### TASK OBJECTIVE
Output every entry exactly as written, but omit the pictures.

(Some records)
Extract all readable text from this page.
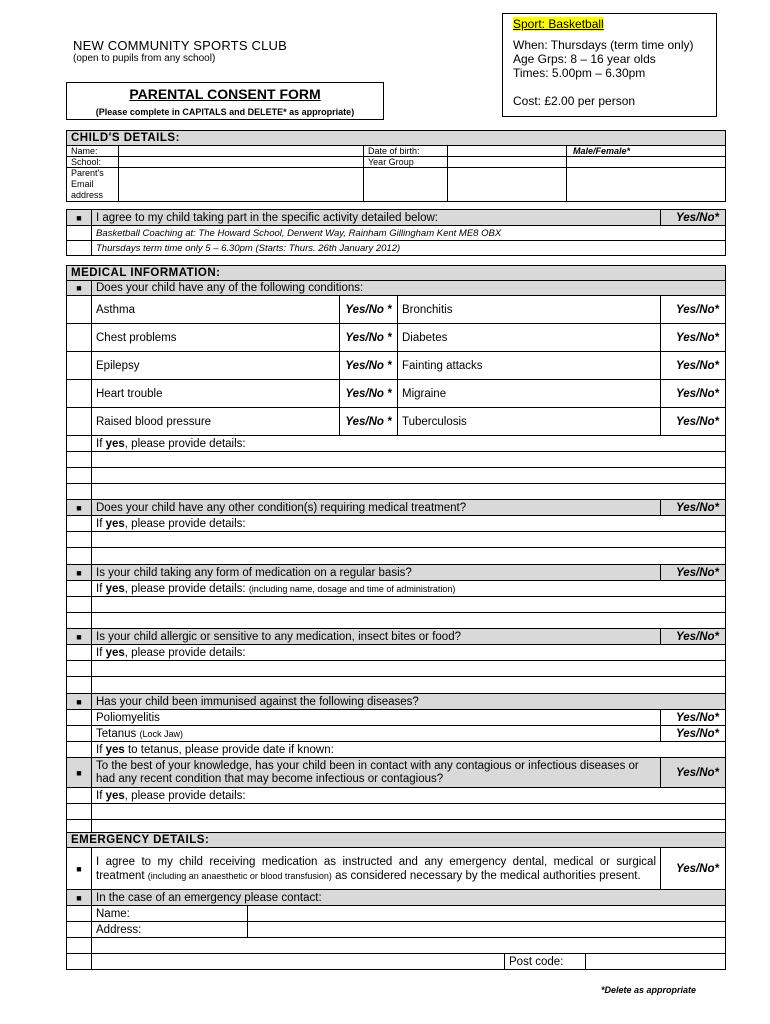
Sport: Basketball
When: Thursdays (term time only)
Age Grps: 8 – 16 year olds
Times: 5.00pm – 6.30pm
Cost: £2.00 per person
NEW COMMUNITY SPORTS CLUB
(open to pupils from any school)
PARENTAL CONSENT FORM
(Please complete in CAPITALS and DELETE* as appropriate)
CHILD'S DETAILS:				
Name:		Date of birth:		Male/Female*
School:		Year Group		
Parent's Email address				
■	I agree to my child taking part in the specific activity detailed below:	Yes/No*
	Basketball Coaching at: The Howard School, Derwent Way, Rainham Gillingham Kent ME8 OBX	
	Thursdays term time only 5 – 6.30pm (Starts: Thurs. 26th January 2012)	
MEDICAL INFORMATION:				
■	Does your child have any of the following conditions:			
	Asthma	Yes/No *	Bronchitis	Yes/No*
	Chest problems	Yes/No *	Diabetes	Yes/No*
	Epilepsy	Yes/No *	Fainting attacks	Yes/No*
	Heart trouble	Yes/No *	Migraine	Yes/No*
	Raised blood pressure	Yes/No *	Tuberculosis	Yes/No*
	If yes, please provide details:			

■	Does your child have any other condition(s) requiring medical treatment?			Yes/No*
	If yes, please provide details:			

■	Is your child taking any form of medication on a regular basis?			Yes/No*
	If yes, please provide details: (including name, dosage and time of administration)			

■	Is your child allergic or sensitive to any medication, insect bites or food?			Yes/No*
	If yes, please provide details:			

■	Has your child been immunised against the following diseases?			
	Poliomyelitis			Yes/No*
	Tetanus (Lock Jaw)			Yes/No*
	If yes to tetanus, please provide date if known:			
■	To the best of your knowledge, has your child been in contact with any contagious or infectious diseases or had any recent condition that may become infectious or contagious?			Yes/No*
	If yes, please provide details:			

EMERGENCY DETAILS:					
■	I agree to my child receiving medication as instructed and any emergency dental, medical or surgical treatment (including an anaesthetic or blood transfusion) as considered necessary by the medical authorities present.				Yes/No*
■	In the case of an emergency please contact:				
	Name:				
	Address:				

			Post code:		
*Delete as appropriate
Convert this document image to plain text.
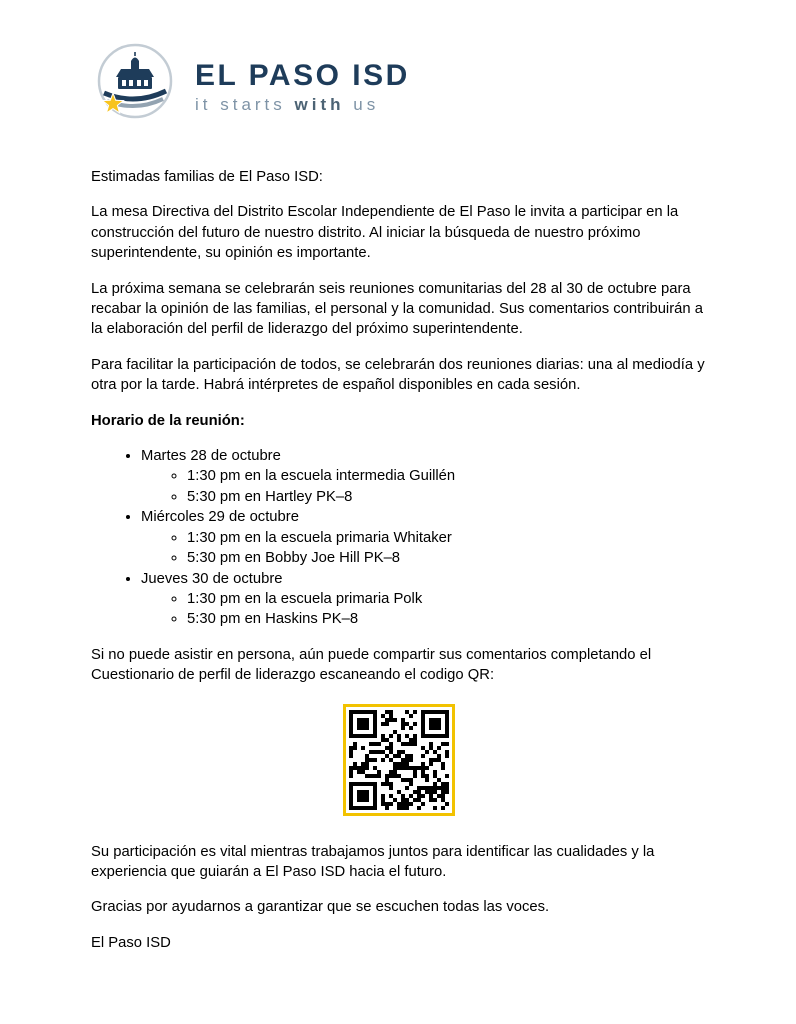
EL PASO ISD
it starts with us

Estimadas familias de El Paso ISD:

La mesa Directiva del Distrito Escolar Independiente de El Paso le invita a participar en la construcción del futuro de nuestro distrito. Al iniciar la búsqueda de nuestro próximo superintendente, su opinión es importante.

La próxima semana se celebrarán seis reuniones comunitarias del 28 al 30 de octubre para recabar la opinión de las familias, el personal y la comunidad. Sus comentarios contribuirán a la elaboración del perfil de liderazgo del próximo superintendente.

Para facilitar la participación de todos, se celebrarán dos reuniones diarias: una al mediodía y otra por la tarde. Habrá intérpretes de español disponibles en cada sesión.

Horario de la reunión:

• Martes 28 de octubre
◦ 1:30 pm en la escuela intermedia Guillén
◦ 5:30 pm en Hartley PK–8
• Miércoles 29 de octubre
◦ 1:30 pm en la escuela primaria Whitaker
◦ 5:30 pm en Bobby Joe Hill PK–8
• Jueves 30 de octubre
◦ 1:30 pm en la escuela primaria Polk
◦ 5:30 pm en Haskins PK–8

Si no puede asistir en persona, aún puede compartir sus comentarios completando el Cuestionario de perfil de liderazgo escaneando el codigo QR:

Su participación es vital mientras trabajamos juntos para identificar las cualidades y la experiencia que guiarán a El Paso ISD hacia el futuro.

Gracias por ayudarnos a garantizar que se escuchen todas las voces.

El Paso ISD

### WRITTEN SOLUTION
Extract all readable text from this page.
Sport: Basketball
When: Thursdays (term time only)
Age Grps: 8 – 16 year olds
Times: 5.00pm – 6.30pm
Cost: £2.00 per person
NEW COMMUNITY SPORTS CLUB
(open to pupils from any school)
PARENTAL CONSENT FORM
(Please complete in CAPITALS and DELETE* as appropriate)
CHILD'S DETAILS:				
Name:		Date of birth:		Male/Female*
School:		Year Group		
Parent's Email address				
■	I agree to my child taking part in the specific activity detailed below:	Yes/No*
	Basketball Coaching at: The Howard School, Derwent Way, Rainham Gillingham Kent ME8 OBX	
	Thursdays term time only 5 – 6.30pm (Starts: Thurs. 26th January 2012)	
MEDICAL INFORMATION:				
■	Does your child have any of the following conditions:			
	Asthma	Yes/No *	Bronchitis	Yes/No*
	Chest problems	Yes/No *	Diabetes	Yes/No*
	Epilepsy	Yes/No *	Fainting attacks	Yes/No*
	Heart trouble	Yes/No *	Migraine	Yes/No*
	Raised blood pressure	Yes/No *	Tuberculosis	Yes/No*
	If yes, please provide details:			

■	Does your child have any other condition(s) requiring medical treatment?			Yes/No*
	If yes, please provide details:			

■	Is your child taking any form of medication on a regular basis?			Yes/No*
	If yes, please provide details: (including name, dosage and time of administration)			

■	Is your child allergic or sensitive to any medication, insect bites or food?			Yes/No*
	If yes, please provide details:			

■	Has your child been immunised against the following diseases?			
	Poliomyelitis			Yes/No*
	Tetanus (Lock Jaw)			Yes/No*
	If yes to tetanus, please provide date if known:			
■	To the best of your knowledge, has your child been in contact with any contagious or infectious diseases or had any recent condition that may become infectious or contagious?			Yes/No*
	If yes, please provide details:			

EMERGENCY DETAILS:					
■	I agree to my child receiving medication as instructed and any emergency dental, medical or surgical treatment (including an anaesthetic or blood transfusion) as considered necessary by the medical authorities present.				Yes/No*
■	In the case of an emergency please contact:				
	Name:				
	Address:				

			Post code:		
*Delete as appropriate
Convert this document image to plain text.
EL PASO ISD
it starts with us

Estimadas familias de El Paso ISD:

La mesa Directiva del Distrito Escolar Independiente de El Paso le invita a participar en la construcción del futuro de nuestro distrito. Al iniciar la búsqueda de nuestro próximo superintendente, su opinión es importante.

La próxima semana se celebrarán seis reuniones comunitarias del 28 al 30 de octubre para recabar la opinión de las familias, el personal y la comunidad. Sus comentarios contribuirán a la elaboración del perfil de liderazgo del próximo superintendente.

Para facilitar la participación de todos, se celebrarán dos reuniones diarias: una al mediodía y otra por la tarde. Habrá intérpretes de español disponibles en cada sesión.

Horario de la reunión:

• Martes 28 de octubre
◦ 1:30 pm en la escuela intermedia Guillén
◦ 5:30 pm en Hartley PK–8
• Miércoles 29 de octubre
◦ 1:30 pm en la escuela primaria Whitaker
◦ 5:30 pm en Bobby Joe Hill PK–8
• Jueves 30 de octubre
◦ 1:30 pm en la escuela primaria Polk
◦ 5:30 pm en Haskins PK–8

Si no puede asistir en persona, aún puede compartir sus comentarios completando el Cuestionario de perfil de liderazgo escaneando el codigo QR:

Su participación es vital mientras trabajamos juntos para identificar las cualidades y la experiencia que guiarán a El Paso ISD hacia el futuro.

Gracias por ayudarnos a garantizar que se escuchen todas las voces.

El Paso ISD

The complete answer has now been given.